[START Dataset]

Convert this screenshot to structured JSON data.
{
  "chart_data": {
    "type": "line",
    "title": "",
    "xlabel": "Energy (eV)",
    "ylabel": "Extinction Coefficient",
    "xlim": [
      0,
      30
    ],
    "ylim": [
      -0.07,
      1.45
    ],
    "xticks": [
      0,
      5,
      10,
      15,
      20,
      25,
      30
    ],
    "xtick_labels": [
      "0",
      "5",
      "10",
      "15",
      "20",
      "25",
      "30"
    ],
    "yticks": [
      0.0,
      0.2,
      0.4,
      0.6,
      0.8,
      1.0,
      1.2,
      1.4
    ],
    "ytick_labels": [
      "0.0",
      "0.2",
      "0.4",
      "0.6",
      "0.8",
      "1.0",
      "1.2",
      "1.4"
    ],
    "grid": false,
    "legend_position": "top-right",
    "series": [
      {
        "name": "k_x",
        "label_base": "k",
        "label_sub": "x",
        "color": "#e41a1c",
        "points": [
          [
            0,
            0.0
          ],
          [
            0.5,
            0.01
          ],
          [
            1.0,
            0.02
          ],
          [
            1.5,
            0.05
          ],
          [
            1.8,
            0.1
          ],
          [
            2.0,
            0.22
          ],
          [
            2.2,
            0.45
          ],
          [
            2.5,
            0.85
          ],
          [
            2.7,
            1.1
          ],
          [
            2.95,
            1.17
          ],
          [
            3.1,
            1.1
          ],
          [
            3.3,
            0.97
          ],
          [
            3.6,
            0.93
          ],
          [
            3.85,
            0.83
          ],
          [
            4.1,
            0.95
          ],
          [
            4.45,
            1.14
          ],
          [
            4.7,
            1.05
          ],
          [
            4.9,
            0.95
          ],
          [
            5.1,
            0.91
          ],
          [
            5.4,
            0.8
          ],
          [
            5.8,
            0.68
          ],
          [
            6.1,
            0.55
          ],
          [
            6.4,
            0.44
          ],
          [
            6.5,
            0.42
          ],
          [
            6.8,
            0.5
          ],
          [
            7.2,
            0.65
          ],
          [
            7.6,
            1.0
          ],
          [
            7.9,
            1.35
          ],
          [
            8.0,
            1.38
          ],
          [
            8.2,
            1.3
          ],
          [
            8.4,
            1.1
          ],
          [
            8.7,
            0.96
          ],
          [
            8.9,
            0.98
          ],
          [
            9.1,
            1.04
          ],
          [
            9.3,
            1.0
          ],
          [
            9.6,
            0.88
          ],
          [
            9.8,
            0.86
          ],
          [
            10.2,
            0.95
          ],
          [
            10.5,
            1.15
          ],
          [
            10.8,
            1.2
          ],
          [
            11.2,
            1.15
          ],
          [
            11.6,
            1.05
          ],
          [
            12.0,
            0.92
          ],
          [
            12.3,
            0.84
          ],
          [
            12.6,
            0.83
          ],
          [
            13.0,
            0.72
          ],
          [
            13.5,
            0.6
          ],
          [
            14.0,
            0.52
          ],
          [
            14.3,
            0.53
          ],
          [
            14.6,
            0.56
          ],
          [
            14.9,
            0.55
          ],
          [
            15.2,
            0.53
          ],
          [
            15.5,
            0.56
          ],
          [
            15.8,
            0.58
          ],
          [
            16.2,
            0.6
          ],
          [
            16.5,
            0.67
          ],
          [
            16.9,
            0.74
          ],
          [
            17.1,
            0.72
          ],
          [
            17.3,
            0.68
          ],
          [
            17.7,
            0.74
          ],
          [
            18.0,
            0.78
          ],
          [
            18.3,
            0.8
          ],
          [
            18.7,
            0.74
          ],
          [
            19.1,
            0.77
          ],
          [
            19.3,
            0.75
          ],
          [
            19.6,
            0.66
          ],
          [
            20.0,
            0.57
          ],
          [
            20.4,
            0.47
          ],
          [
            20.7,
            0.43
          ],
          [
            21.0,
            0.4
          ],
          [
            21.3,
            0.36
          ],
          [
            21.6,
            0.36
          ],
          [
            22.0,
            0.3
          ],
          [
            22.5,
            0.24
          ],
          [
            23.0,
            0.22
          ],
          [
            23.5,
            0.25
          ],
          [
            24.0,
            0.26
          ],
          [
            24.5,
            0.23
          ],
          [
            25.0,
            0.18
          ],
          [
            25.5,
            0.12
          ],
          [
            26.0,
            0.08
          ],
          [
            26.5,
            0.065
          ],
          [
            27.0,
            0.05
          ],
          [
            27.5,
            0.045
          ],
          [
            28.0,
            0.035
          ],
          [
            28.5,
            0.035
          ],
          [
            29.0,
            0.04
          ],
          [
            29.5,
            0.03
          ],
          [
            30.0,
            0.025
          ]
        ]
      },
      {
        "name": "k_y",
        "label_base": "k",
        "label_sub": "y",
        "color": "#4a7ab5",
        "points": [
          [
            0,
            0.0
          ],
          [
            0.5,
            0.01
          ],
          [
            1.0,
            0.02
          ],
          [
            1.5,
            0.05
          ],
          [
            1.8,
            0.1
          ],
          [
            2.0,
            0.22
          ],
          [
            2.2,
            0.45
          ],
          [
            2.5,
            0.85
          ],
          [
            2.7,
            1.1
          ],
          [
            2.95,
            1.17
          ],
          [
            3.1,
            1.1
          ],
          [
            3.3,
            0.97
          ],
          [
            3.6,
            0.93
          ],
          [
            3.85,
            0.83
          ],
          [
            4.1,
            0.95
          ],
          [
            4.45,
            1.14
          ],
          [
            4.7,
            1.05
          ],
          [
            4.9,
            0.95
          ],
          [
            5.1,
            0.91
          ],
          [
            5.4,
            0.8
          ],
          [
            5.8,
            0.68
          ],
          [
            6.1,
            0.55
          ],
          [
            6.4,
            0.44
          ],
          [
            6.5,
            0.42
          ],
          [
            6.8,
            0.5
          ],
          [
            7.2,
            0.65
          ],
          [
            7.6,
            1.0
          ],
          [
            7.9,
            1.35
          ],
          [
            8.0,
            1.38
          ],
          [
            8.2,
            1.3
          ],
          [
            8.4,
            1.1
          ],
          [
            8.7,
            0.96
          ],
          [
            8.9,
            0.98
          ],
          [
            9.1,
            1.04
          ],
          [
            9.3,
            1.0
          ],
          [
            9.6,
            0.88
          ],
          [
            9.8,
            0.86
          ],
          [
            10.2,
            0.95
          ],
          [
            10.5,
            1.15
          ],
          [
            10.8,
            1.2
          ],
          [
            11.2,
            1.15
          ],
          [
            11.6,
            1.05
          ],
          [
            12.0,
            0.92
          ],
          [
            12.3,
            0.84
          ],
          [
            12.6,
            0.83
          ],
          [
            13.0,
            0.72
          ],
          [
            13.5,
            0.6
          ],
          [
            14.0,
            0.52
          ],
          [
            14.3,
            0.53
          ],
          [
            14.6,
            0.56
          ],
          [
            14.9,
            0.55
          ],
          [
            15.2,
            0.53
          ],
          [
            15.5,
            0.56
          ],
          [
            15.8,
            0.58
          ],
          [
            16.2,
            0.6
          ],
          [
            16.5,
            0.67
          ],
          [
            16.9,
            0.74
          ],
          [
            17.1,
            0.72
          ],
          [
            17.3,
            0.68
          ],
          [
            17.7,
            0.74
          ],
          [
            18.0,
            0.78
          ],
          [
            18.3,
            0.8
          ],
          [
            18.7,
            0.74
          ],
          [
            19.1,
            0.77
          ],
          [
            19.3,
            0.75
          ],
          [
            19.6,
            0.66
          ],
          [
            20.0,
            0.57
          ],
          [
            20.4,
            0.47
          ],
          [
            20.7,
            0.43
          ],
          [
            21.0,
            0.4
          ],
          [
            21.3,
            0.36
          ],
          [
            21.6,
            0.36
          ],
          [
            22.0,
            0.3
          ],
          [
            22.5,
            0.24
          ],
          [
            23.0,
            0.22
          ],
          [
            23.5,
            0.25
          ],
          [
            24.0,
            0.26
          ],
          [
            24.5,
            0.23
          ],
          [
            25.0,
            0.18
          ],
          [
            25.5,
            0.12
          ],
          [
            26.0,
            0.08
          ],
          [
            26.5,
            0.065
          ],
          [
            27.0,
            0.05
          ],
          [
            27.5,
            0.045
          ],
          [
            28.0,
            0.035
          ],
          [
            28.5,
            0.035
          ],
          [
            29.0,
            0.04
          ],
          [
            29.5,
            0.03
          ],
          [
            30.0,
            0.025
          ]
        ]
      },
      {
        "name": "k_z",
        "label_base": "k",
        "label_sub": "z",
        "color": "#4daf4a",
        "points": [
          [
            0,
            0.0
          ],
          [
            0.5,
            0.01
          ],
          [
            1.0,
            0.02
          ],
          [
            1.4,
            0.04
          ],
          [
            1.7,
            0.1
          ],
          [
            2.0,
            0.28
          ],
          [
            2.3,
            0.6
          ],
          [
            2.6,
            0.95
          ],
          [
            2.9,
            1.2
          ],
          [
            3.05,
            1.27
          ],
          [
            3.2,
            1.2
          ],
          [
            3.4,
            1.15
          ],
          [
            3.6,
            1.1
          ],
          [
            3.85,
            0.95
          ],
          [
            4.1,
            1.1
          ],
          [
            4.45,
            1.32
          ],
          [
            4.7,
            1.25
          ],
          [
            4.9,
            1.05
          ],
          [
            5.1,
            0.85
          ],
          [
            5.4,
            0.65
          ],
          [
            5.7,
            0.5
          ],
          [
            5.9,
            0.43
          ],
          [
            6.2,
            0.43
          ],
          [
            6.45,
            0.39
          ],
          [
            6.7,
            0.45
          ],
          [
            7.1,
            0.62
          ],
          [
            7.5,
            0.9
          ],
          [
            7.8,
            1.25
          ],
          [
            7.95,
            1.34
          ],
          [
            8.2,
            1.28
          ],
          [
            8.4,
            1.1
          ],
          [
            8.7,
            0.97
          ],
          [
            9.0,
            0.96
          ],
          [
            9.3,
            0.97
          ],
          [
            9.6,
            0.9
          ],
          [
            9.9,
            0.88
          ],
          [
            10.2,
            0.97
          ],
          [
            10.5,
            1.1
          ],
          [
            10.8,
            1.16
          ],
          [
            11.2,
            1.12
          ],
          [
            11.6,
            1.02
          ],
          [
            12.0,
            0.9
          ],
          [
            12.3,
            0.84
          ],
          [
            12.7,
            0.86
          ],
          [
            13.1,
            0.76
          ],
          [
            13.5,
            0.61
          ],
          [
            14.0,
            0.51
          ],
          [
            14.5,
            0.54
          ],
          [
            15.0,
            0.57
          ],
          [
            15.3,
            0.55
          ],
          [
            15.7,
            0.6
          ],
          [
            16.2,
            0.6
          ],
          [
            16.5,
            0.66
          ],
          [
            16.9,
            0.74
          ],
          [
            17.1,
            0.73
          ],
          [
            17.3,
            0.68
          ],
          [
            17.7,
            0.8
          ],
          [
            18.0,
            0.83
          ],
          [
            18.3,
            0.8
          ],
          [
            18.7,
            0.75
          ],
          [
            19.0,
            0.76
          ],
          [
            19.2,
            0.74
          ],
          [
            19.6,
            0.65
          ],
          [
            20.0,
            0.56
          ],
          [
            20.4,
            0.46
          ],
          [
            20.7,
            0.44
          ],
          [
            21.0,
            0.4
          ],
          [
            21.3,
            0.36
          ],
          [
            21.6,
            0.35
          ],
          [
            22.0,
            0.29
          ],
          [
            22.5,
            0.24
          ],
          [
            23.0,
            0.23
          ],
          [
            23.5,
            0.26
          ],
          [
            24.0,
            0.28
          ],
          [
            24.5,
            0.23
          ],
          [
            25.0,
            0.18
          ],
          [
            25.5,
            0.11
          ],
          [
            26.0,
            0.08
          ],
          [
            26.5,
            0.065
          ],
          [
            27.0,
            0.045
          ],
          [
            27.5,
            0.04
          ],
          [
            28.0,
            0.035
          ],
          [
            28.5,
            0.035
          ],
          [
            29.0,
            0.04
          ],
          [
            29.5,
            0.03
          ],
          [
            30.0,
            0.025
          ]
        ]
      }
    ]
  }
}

[END Dataset]

Give the count of lines containing "color", with no added text.

## Complete output
3